**Records shown:**
►

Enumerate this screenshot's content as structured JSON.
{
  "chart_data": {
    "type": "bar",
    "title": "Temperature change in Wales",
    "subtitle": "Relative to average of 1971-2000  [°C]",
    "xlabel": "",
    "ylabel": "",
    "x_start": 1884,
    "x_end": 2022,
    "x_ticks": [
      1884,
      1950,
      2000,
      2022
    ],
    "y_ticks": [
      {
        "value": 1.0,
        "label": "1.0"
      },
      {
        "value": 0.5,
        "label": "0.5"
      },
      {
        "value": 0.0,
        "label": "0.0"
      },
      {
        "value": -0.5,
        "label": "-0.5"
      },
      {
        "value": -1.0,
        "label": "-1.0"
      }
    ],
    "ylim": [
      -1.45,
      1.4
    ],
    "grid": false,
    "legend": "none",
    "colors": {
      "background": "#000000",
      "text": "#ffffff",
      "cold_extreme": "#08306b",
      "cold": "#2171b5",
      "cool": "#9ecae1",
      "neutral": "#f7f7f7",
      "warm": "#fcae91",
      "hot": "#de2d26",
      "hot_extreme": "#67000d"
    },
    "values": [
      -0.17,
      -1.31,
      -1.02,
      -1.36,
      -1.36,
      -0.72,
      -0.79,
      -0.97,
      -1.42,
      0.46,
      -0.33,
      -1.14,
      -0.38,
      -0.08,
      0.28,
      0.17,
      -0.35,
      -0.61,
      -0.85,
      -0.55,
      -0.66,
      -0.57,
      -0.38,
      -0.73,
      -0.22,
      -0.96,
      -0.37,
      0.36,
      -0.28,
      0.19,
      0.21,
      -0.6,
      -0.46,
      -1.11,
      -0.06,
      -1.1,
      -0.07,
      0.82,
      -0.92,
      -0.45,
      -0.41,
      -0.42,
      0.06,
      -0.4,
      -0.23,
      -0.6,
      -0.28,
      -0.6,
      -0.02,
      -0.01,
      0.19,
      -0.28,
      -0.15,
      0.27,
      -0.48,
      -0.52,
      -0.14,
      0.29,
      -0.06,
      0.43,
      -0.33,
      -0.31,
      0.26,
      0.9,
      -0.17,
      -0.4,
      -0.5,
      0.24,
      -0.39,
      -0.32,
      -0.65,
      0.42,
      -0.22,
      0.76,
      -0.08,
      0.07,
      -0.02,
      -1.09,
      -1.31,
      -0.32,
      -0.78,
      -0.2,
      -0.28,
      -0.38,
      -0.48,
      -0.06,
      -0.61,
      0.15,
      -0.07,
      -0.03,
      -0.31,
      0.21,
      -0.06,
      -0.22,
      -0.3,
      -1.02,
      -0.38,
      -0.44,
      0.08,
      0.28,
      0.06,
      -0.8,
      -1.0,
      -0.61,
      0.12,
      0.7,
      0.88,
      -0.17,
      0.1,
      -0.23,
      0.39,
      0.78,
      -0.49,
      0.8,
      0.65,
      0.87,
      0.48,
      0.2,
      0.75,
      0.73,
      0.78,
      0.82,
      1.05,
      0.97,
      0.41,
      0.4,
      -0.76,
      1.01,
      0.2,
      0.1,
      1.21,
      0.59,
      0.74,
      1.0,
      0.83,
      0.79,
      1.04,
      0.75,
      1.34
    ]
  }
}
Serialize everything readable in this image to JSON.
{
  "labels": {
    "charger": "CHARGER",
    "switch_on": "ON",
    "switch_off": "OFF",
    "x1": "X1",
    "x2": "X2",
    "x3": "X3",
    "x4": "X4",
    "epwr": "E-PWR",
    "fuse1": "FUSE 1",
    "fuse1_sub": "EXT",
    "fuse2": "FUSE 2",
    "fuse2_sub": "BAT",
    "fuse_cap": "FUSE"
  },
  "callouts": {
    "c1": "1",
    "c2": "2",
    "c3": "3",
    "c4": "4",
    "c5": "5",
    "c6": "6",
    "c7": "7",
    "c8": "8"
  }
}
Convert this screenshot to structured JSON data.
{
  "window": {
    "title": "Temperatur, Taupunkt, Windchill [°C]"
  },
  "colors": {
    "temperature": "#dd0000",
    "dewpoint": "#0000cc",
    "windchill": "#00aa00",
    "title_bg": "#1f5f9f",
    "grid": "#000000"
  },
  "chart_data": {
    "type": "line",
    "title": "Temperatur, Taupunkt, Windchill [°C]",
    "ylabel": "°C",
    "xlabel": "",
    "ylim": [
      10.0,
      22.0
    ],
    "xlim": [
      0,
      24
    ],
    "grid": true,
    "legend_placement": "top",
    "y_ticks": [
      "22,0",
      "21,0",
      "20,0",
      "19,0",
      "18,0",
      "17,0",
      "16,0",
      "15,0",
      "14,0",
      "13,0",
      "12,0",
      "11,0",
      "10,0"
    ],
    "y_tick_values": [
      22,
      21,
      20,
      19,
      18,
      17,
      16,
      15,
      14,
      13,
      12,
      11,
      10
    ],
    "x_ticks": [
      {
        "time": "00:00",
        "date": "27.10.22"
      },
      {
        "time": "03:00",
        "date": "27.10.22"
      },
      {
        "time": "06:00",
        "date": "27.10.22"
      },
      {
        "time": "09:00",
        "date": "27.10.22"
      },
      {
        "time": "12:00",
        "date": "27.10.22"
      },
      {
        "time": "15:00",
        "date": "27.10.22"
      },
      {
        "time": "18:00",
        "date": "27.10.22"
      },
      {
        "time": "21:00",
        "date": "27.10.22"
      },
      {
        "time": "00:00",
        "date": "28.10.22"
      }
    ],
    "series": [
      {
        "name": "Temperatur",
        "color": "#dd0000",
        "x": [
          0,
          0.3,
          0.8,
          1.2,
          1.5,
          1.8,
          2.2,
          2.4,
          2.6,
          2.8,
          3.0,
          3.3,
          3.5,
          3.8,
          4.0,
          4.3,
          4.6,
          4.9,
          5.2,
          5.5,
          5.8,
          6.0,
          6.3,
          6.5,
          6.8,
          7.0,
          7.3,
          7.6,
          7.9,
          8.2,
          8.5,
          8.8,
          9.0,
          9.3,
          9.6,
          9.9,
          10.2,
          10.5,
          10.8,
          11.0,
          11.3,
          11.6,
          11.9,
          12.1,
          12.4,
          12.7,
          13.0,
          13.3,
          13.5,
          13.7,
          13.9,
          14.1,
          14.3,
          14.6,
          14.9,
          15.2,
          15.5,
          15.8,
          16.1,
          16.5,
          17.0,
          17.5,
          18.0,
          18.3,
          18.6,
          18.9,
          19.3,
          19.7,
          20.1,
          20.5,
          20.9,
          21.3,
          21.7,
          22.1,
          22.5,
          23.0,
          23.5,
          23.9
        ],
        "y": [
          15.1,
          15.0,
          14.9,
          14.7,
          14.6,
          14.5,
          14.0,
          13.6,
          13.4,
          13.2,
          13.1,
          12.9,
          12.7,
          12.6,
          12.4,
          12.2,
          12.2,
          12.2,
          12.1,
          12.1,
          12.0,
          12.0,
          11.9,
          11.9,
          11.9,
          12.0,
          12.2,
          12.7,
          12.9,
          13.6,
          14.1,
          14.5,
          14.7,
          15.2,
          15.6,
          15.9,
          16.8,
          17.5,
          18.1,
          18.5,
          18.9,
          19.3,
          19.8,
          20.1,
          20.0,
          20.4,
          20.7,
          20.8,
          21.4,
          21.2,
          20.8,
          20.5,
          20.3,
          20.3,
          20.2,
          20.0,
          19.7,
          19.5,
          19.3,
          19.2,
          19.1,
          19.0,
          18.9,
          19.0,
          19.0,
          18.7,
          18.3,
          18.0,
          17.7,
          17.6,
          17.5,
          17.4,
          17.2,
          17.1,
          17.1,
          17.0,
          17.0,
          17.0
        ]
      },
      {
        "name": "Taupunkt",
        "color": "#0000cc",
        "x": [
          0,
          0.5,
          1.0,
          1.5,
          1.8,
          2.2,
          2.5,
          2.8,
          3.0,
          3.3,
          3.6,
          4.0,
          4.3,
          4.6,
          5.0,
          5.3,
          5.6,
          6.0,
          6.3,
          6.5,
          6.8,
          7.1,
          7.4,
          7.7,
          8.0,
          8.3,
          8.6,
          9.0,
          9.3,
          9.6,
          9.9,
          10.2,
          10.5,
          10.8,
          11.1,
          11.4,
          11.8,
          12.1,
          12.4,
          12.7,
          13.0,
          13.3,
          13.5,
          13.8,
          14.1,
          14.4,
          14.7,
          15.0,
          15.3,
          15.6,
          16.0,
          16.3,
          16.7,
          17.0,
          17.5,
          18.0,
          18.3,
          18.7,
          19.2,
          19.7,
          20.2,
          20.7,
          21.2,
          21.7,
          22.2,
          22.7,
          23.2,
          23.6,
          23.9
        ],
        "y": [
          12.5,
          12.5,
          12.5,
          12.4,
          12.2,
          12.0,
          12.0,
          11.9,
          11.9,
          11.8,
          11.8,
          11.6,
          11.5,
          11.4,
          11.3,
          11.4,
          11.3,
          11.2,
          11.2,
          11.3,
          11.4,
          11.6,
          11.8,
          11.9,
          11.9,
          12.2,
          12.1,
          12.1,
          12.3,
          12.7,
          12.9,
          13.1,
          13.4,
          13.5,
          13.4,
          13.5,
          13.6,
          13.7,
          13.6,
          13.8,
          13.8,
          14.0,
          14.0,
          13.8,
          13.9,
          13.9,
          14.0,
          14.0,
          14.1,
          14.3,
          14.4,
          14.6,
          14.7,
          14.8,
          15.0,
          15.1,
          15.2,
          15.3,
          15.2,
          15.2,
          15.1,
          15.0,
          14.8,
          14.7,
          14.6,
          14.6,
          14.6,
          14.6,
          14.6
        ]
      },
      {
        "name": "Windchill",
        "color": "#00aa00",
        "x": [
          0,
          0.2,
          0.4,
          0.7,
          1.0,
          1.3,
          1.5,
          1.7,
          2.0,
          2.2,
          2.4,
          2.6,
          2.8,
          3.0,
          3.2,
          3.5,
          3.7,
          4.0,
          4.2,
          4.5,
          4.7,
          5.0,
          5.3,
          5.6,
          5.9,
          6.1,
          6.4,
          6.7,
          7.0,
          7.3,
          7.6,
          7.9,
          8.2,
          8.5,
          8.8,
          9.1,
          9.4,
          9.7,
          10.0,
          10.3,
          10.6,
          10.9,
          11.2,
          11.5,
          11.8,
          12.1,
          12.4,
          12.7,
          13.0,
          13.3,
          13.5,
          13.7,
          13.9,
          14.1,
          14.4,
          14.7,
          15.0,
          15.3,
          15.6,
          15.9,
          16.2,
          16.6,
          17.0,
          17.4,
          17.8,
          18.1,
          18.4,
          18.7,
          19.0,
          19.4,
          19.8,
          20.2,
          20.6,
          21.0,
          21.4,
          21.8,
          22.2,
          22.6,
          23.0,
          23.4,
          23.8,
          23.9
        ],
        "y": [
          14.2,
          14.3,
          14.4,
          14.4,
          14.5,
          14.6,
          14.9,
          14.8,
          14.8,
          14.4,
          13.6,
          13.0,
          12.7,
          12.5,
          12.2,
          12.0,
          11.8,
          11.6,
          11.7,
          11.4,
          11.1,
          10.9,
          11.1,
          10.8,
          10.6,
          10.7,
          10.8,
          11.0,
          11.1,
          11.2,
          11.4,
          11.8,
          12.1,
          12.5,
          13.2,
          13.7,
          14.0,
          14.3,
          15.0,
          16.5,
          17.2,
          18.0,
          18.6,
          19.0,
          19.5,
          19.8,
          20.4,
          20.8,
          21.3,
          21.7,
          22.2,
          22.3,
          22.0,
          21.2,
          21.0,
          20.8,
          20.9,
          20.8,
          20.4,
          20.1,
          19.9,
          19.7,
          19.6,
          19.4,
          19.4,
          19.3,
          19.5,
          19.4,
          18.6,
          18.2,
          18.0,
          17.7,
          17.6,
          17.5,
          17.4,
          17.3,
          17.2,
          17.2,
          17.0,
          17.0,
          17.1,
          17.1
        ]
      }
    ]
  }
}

◄

**Short task:**
Find and count the lines of the data that include the string "this", and report that figure by itself.

**Output below:**
3